begin Exercise material
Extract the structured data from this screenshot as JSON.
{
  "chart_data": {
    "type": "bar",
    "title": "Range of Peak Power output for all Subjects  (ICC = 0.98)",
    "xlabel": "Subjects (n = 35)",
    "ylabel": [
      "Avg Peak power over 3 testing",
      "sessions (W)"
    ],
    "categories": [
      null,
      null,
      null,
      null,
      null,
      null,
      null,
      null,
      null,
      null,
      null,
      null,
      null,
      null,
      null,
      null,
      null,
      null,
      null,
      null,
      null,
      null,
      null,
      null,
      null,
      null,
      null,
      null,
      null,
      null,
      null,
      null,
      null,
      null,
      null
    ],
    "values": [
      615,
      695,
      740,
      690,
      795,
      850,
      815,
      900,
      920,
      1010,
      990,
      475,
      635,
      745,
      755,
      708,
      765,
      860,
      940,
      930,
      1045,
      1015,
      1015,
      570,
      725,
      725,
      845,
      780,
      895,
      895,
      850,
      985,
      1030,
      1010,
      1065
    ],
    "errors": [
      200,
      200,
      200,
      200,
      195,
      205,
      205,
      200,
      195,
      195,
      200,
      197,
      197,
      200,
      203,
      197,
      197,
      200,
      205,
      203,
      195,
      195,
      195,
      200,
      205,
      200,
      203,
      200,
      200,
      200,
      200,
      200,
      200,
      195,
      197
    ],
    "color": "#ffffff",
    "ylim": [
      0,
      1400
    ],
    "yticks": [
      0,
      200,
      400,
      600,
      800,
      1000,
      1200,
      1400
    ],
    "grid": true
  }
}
end Exercise material
Given problem -
Exactly how many lines contain "Subjects"? State the number and nothing else.

Task response -
2